Only lines holding the word "JSON" should be copied from the material.

╭─ Input data

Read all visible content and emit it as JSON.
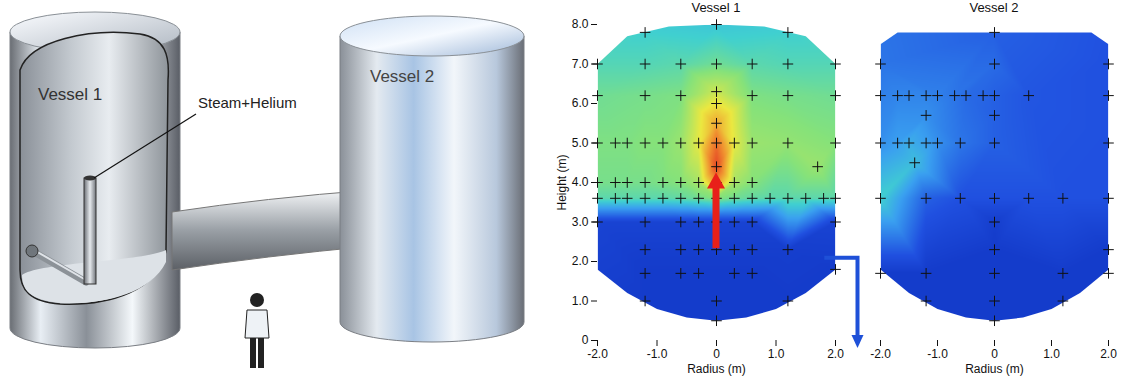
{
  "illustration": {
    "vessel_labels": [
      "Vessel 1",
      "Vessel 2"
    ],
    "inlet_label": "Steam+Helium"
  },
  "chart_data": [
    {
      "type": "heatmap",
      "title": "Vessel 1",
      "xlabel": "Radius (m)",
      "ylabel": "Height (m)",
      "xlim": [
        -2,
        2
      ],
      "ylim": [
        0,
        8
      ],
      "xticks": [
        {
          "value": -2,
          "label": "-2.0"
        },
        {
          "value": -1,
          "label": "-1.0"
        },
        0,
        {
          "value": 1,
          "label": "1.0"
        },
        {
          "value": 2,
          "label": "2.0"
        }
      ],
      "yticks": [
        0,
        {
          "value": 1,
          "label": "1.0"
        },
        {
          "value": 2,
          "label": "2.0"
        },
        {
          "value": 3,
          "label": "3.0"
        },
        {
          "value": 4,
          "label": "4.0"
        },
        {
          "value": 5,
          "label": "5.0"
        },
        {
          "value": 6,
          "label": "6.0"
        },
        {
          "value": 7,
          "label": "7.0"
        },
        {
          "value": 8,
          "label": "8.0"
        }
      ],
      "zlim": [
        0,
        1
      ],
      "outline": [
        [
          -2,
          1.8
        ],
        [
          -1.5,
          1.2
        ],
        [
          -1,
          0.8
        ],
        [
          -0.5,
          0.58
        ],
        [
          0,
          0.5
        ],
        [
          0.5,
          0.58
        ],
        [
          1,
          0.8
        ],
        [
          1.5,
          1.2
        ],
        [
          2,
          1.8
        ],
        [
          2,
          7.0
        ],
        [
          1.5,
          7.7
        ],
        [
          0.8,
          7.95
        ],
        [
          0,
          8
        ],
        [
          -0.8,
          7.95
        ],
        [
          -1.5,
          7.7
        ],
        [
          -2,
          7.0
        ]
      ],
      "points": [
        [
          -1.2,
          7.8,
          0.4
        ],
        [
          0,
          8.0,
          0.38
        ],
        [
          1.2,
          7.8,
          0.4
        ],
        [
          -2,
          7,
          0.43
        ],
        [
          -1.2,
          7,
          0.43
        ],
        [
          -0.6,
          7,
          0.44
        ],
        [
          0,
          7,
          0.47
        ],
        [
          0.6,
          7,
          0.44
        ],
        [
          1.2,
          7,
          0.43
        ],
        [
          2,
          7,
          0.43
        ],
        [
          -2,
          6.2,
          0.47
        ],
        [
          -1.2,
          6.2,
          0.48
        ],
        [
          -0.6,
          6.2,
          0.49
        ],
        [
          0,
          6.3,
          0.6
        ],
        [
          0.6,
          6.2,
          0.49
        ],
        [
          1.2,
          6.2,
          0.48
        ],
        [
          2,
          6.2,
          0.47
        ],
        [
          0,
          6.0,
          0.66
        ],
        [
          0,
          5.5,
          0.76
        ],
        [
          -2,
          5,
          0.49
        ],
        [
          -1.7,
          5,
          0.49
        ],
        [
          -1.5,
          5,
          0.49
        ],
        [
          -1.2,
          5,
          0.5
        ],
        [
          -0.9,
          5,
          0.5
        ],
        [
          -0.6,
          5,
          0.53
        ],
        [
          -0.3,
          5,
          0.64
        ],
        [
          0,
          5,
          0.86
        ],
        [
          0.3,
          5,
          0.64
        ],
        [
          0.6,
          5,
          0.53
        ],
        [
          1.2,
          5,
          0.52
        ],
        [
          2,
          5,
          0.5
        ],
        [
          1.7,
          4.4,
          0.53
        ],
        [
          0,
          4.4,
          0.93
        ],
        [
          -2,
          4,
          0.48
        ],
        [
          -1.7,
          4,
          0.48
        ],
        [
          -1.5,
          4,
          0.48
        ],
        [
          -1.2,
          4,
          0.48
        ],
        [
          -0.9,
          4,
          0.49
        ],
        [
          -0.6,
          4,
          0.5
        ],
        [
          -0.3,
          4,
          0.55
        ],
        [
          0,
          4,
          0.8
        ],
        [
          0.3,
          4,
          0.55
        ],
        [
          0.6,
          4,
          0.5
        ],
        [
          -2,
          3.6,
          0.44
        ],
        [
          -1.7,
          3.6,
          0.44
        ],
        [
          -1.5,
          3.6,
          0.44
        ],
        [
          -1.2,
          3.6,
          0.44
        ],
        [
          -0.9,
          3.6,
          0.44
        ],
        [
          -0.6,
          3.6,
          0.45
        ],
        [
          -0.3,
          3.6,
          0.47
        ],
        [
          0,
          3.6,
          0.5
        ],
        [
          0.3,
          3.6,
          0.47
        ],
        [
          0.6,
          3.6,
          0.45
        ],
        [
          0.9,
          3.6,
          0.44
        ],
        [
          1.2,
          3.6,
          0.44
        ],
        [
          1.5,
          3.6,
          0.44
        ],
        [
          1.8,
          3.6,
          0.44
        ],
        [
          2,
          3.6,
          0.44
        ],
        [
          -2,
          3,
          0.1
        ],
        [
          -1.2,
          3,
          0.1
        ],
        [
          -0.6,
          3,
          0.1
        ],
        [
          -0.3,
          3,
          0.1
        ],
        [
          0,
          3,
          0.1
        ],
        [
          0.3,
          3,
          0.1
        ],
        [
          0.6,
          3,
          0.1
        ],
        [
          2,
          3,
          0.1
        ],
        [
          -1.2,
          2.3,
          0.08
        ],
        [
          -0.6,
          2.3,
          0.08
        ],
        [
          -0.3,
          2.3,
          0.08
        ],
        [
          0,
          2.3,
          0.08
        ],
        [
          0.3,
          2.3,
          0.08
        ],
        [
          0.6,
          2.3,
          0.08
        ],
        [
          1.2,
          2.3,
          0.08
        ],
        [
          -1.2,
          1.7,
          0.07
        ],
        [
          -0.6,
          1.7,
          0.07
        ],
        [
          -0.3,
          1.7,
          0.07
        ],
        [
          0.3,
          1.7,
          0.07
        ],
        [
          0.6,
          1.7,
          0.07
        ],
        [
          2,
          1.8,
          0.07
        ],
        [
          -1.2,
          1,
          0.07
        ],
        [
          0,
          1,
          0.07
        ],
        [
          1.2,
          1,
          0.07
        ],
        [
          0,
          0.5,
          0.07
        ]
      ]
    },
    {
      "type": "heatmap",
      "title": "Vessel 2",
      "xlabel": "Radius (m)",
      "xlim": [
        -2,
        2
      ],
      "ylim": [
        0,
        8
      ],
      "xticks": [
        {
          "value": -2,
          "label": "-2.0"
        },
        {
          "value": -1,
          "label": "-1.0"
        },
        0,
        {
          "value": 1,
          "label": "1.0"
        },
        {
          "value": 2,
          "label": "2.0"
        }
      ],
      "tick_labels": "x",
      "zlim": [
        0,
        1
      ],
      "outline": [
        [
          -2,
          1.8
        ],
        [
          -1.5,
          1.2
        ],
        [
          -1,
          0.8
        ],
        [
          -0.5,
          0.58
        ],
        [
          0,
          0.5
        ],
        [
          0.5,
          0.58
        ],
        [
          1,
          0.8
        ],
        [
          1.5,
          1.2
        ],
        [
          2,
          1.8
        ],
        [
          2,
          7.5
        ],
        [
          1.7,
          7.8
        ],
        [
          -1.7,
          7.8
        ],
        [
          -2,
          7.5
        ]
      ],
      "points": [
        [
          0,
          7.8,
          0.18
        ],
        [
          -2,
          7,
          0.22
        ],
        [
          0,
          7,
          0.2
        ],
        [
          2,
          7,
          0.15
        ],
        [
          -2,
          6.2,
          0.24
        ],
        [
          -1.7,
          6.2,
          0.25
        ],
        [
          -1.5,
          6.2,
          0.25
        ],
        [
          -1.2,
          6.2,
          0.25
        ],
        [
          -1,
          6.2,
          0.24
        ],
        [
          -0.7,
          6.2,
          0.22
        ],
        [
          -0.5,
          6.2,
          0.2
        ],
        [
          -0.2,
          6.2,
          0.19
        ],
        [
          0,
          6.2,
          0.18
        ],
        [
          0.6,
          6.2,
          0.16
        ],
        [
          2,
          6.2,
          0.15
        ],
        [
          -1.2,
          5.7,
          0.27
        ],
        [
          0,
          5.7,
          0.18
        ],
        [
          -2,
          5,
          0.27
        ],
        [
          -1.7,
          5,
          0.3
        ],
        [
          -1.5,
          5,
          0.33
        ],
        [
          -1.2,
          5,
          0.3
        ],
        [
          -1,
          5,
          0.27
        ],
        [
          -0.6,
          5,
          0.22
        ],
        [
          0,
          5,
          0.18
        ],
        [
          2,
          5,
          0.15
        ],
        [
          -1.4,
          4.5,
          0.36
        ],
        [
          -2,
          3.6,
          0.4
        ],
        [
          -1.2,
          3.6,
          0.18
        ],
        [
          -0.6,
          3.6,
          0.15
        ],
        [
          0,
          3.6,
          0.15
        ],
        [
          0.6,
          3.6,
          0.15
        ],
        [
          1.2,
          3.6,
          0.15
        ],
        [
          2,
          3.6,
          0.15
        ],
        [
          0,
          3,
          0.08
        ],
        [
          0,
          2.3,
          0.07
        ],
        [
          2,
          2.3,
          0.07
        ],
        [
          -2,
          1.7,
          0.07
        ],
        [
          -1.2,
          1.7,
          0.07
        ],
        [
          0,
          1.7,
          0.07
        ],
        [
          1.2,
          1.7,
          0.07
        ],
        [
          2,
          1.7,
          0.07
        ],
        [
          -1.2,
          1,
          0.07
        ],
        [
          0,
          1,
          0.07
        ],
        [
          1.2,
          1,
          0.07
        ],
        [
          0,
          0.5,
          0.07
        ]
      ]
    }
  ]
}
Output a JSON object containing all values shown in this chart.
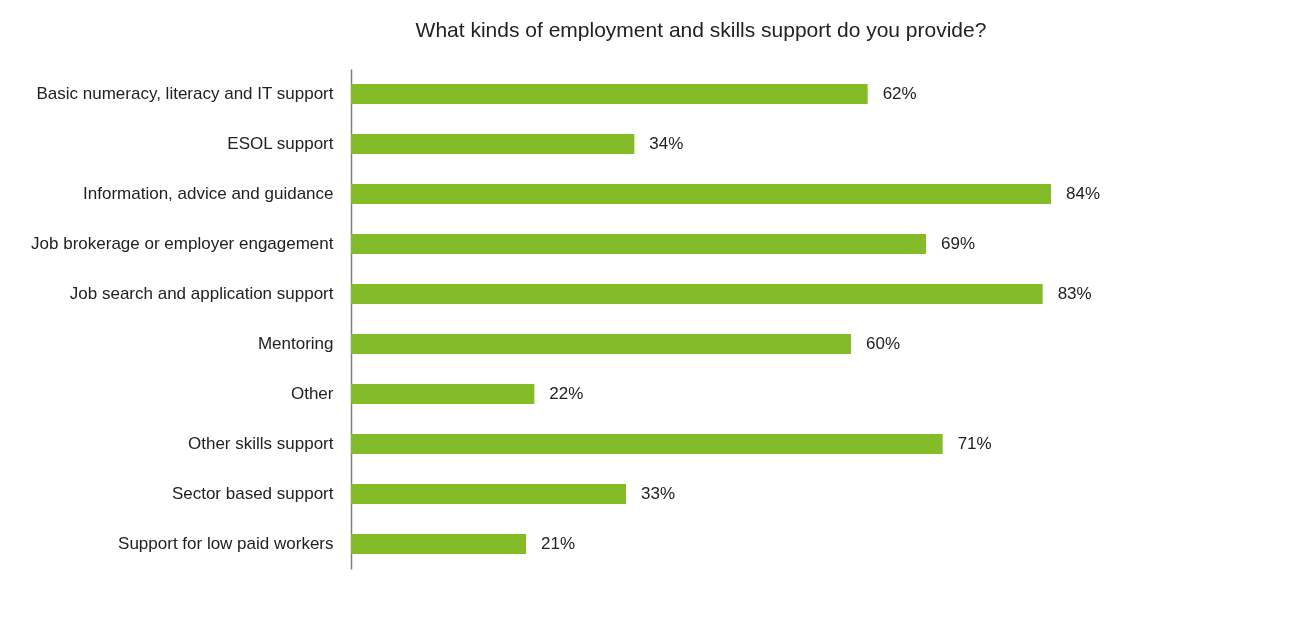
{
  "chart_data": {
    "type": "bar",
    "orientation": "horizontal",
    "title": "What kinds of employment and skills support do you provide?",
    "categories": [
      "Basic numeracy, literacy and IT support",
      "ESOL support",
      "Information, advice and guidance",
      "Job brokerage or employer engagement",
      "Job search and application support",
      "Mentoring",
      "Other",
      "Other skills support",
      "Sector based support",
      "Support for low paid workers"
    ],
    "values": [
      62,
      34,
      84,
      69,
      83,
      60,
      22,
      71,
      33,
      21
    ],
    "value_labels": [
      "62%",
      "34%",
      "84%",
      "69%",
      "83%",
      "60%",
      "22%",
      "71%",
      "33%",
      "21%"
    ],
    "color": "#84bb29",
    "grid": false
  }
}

╰─

**Output of the task**
Read all visible content and emit it as JSON.
Output a JSON object containing all values shown in this chart.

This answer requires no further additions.